• _Directions for this task_: Reproduce every entry below precisely. Pictures are excluded from the copy.

• _Supplied entries_:
━━━━
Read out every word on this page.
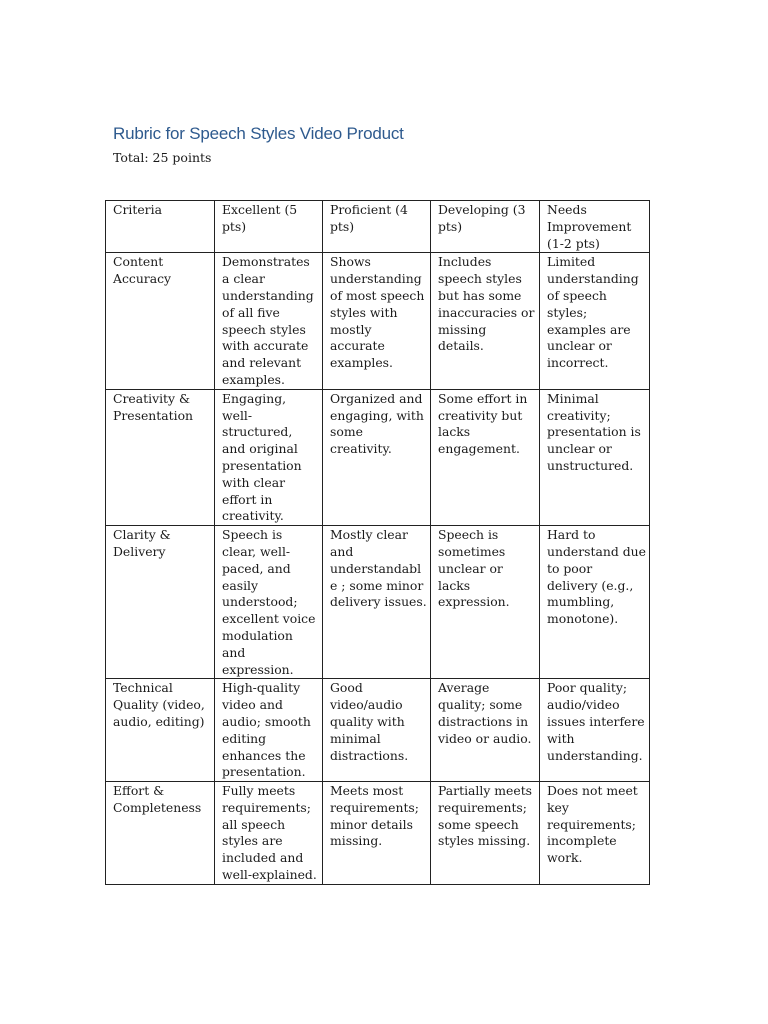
Rubric for Speech Styles Video Product

Total: 25 points

Criteria	Excellent (5 pts)	Proficient (4 pts)	Developing (3 pts)	Needs Improvement (1-2 pts)
Content Accuracy	Demonstrates a clear understanding of all five speech styles with accurate and relevant examples.	Shows understanding of most speech styles with mostly accurate examples.	Includes speech styles but has some inaccuracies or missing details.	Limited understanding of speech styles; examples are unclear or incorrect.
Creativity & Presentation	Engaging, well-structured, and original presentation with clear effort in creativity.	Organized and engaging, with some creativity.	Some effort in creativity but lacks engagement.	Minimal creativity; presentation is unclear or unstructured.
Clarity & Delivery	Speech is clear, well-paced, and easily understood; excellent voice modulation and expression.	Mostly clear and understandable ; some minor delivery issues.	Speech is sometimes unclear or lacks expression.	Hard to understand due to poor delivery (e.g., mumbling, monotone).
Technical Quality (video, audio, editing)	High-quality video and audio; smooth editing enhances the presentation.	Good video/audio quality with minimal distractions.	Average quality; some distractions in video or audio.	Poor quality; audio/video issues interfere with understanding.
Effort & Completeness	Fully meets requirements; all speech styles are included and well-explained.	Meets most requirements; minor details missing.	Partially meets requirements; some speech styles missing.	Does not meet key requirements; incomplete work.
━━━━
• _Answer to the exercise_:
Read out every word on this page.
Rubric for Speech Styles Video Product

Total: 25 points

Criteria	Excellent (5 pts)	Proficient (4 pts)	Developing (3 pts)	Needs Improvement (1-2 pts)
Content Accuracy	Demonstrates a clear understanding of all five speech styles with accurate and relevant examples.	Shows understanding of most speech styles with mostly accurate examples.	Includes speech styles but has some inaccuracies or missing details.	Limited understanding of speech styles; examples are unclear or incorrect.
Creativity & Presentation	Engaging, well-structured, and original presentation with clear effort in creativity.	Organized and engaging, with some creativity.	Some effort in creativity but lacks engagement.	Minimal creativity; presentation is unclear or unstructured.
Clarity & Delivery	Speech is clear, well-paced, and easily understood; excellent voice modulation and expression.	Mostly clear and understandable ; some minor delivery issues.	Speech is sometimes unclear or lacks expression.	Hard to understand due to poor delivery (e.g., mumbling, monotone).
Technical Quality (video, audio, editing)	High-quality video and audio; smooth editing enhances the presentation.	Good video/audio quality with minimal distractions.	Average quality; some distractions in video or audio.	Poor quality; audio/video issues interfere with understanding.
Effort & Completeness	Fully meets requirements; all speech styles are included and well-explained.	Meets most requirements; minor details missing.	Partially meets requirements; some speech styles missing.	Does not meet key requirements; incomplete work.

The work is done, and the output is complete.